──────── Raw records

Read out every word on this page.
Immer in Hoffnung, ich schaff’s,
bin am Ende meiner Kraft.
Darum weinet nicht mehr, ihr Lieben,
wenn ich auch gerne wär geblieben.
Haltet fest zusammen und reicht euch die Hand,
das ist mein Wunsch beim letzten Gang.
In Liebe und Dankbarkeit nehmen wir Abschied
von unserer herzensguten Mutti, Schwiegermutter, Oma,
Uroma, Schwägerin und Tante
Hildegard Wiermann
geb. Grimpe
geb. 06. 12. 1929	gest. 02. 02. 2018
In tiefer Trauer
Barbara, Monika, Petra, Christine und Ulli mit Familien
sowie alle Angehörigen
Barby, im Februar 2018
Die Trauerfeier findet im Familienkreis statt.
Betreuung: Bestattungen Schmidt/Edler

────────────────

#### Challenge:
Each record above should be output again exactly.

#### Task response:
Read out every word on this page.
Immer in Hoffnung, ich schaff’s,
bin am Ende meiner Kraft.
Darum weinet nicht mehr, ihr Lieben,
wenn ich auch gerne wär geblieben.
Haltet fest zusammen und reicht euch die Hand,
das ist mein Wunsch beim letzten Gang.
In Liebe und Dankbarkeit nehmen wir Abschied
von unserer herzensguten Mutti, Schwiegermutter, Oma,
Uroma, Schwägerin und Tante
Hildegard Wiermann
geb. Grimpe
geb. 06. 12. 1929	gest. 02. 02. 2018
In tiefer Trauer
Barbara, Monika, Petra, Christine und Ulli mit Familien
sowie alle Angehörigen
Barby, im Februar 2018
Die Trauerfeier findet im Familienkreis statt.
Betreuung: Bestattungen Schmidt/Edler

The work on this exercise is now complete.